**Texte extrait**
En Marc, 1, 24 nous lisons un témoignage similaire qui confirme l’unité consubstantielle de la nature démoniaque, là aussi il s’agit aussi d’un homme possédé d’un esprit impur et qui se trouvait dans la Synagogue, le démon crie dans l’homme possédé vers Jésus « que nous veux-tu, Jésus le Nazaréen, es-tu venu pour nous perdre, je sais que tu es le Saint de Dieu », ainsi la clique diabolique ne peut s’empêcher de reconnaitre la divinité ou la sainteté du Rabbi Jésus, mais que voyons-nous dans la réaction sans intelligence des gens de Gadara comme des Juifs qui étaient présents dans la Synagogue, les premiers supplient le Christ de s’en aller et les Juifs furent « tous effrayés » de la puissance de Jésus, ce « Prophète puissant en œuvres et en paroles » qui parcours Israël et qui montre que le Royaume de Dieu est déjà là avec lui.
Si donc, les témoins directs des miracles et de l’enseignement spirituel vivifiant du saint Rabbi Jésus ne suffisaient pas à convertir les hommes et les femmes présents, c’est que comme nous l’annonce le Psalmiste en Ps. 135 « les idoles des nations sont faites d’argent et d’or, elles ont des yeux et ne voient pas, des oreilles et n’entendent pas, ils leurs ressemblent tous ceux qui les fabriquent et qui se confient en elles, etc ... », l’idolâtrie du monde sans Dieu, dénoncée par le Psalmiste est la voie perverse dans laquelle les démons cherchent à entrainer l’humanité.
Si nous rapprochons l’expérience dramatique des deux possédés Gadaréniens avec le possédé Gérasénien, nous voyons la grande similitude des actions et des effets de la possession par les « esprits sous ciel » dont parle saint Paul. Les tentations et attaques pratiquées par les anges des ténèbres se poursuivent aujourd’hui, mais comme le souligne le Père Boris Bobrinskoy dans une homélie de 2005 « elles sont plus perfides, cachées, et se faufilent volontiers dans le brouhaha des médias et dans les scénographies séductrices d’internet » qui déversent nombres « d’infos » au service des idoles frelatées et faussement compatissantes qui vous assomment avec leurs minuscules petits conseils pour vous guérir du passé douloureux, vous protéger du présent et vous assurer un avenir radieux.
L’Ecriture sainte nous rappelle que tout ce méli-mélo chaotique décrit plus haut n’est que « vanité, rien que vanité, il n’y a en tout cela rien de nouveau sous le soleil », le monde mondain préfère se détourner du Maitre divino-humain de la sagesse et continuer à s’extasier devant les ridicules séances du Net. Saint Pierre dans son épître affirme que « le démon est comme un lion rugissant qui rôde, cherchant qui dévorer », c’est pourquoi, dans le rite du saint Baptême orthodoxe le prêtre chasse les démons par le Nom du Christ et demande avec insistance au futur baptisé « renonces-tu à Satan, à ses anges et à toute sa pompe » ?

**Exercices proposés**
1. Dans le texte sur les possédés de l'Évangile, qui est cité pour une homélie de 2005 ?
2. Prolongez le texte sur les possédés de l'Évangile à partir de sa dernière phrase.

**Données fournies**
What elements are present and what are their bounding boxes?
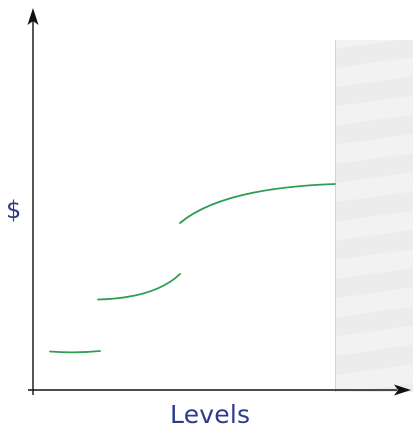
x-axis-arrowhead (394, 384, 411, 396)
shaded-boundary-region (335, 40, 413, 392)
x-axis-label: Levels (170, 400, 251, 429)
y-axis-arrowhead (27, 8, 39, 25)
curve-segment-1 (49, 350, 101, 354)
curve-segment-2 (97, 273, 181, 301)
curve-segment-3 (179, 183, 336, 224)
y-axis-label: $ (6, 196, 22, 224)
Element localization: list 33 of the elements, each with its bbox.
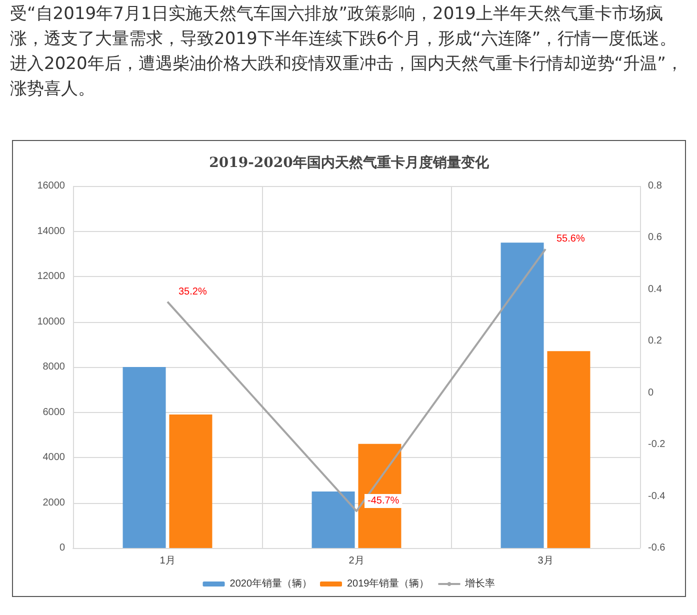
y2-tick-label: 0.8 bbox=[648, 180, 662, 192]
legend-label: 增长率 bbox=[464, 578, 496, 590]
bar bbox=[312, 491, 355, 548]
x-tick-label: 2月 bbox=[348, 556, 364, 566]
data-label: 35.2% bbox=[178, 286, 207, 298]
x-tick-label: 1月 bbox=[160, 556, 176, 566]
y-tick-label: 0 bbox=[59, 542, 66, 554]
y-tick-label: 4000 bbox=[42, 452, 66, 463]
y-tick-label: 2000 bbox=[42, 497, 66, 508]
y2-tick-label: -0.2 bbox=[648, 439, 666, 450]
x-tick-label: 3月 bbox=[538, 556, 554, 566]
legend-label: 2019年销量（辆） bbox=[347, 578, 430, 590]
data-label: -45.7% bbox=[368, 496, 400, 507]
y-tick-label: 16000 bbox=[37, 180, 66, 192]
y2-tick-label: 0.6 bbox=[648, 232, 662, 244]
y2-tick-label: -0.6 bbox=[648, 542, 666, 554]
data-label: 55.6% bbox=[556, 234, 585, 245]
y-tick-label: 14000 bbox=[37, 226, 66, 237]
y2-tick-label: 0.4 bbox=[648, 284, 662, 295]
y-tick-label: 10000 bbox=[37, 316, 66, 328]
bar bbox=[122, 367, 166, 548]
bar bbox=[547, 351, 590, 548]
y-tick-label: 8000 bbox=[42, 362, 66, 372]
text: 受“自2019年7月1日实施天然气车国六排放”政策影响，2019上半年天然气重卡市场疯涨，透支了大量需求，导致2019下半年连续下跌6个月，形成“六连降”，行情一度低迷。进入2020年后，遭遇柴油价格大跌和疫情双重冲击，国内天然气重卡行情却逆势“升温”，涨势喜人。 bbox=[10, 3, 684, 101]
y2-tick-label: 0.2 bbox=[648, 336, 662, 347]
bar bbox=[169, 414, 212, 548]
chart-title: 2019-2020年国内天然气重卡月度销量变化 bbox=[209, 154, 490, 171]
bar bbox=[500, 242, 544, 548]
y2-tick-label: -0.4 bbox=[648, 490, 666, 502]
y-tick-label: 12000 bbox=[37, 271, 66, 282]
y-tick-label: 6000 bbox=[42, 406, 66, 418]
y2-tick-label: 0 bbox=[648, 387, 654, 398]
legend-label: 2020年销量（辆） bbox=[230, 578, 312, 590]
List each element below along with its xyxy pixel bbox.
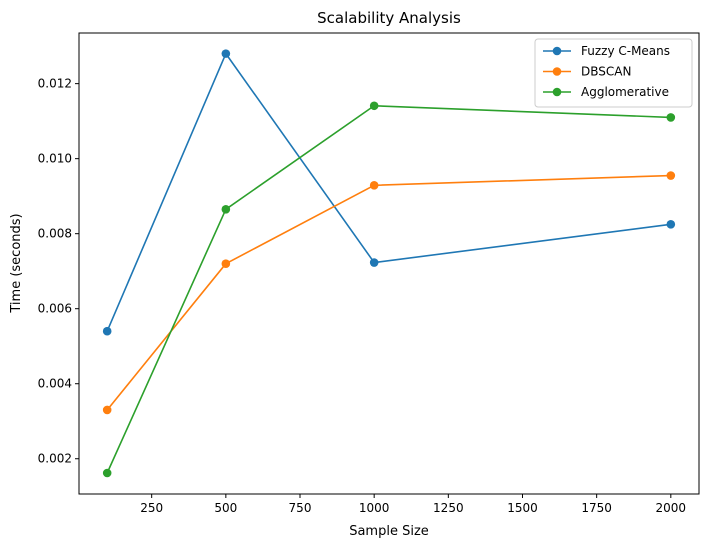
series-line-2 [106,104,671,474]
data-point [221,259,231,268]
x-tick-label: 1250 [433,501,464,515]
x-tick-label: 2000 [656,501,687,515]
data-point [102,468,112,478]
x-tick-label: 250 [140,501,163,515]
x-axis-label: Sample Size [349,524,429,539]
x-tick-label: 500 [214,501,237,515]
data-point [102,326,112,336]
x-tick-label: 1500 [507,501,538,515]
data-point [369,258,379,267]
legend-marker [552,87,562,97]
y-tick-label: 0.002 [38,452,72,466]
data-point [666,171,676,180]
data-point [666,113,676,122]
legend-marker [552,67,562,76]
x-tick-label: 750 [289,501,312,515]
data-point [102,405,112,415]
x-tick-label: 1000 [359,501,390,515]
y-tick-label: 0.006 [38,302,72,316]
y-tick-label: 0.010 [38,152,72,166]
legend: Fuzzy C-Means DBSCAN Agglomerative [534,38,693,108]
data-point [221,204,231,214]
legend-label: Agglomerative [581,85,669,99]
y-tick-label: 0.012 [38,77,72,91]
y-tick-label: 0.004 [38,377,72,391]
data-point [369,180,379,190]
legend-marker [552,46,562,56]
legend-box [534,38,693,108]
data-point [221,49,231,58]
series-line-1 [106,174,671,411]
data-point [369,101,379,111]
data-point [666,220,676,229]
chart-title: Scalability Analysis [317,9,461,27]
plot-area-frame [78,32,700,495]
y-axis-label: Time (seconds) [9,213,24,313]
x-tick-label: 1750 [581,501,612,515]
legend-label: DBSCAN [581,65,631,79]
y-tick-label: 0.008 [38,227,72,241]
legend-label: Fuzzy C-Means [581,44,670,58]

**Corrigé des exercices**
1. Le Père Boris Bobrinskoy.

2.
Les deux possédés Gadaréniens et le possédé Gérasénien vivent une expérience similaire, dans les deux situations les possédés sont dépouillés de leur « humanité » et « animalisés » leur aspect terrorise ceux qui les croisent, leur solitude est extrême, leur misère est totale, ils sont mis au ban de la religion et de la société, et ne trouvent de lieu habitable que dans les déserts ou les cimetières parmi les morts qui eux aussi sont plus ou moins des oubliés. Ces lieux où aucun être humain vivant ne devrait habiter, ni dans la vie sauvage du désert ni dans la proximité des tombeaux.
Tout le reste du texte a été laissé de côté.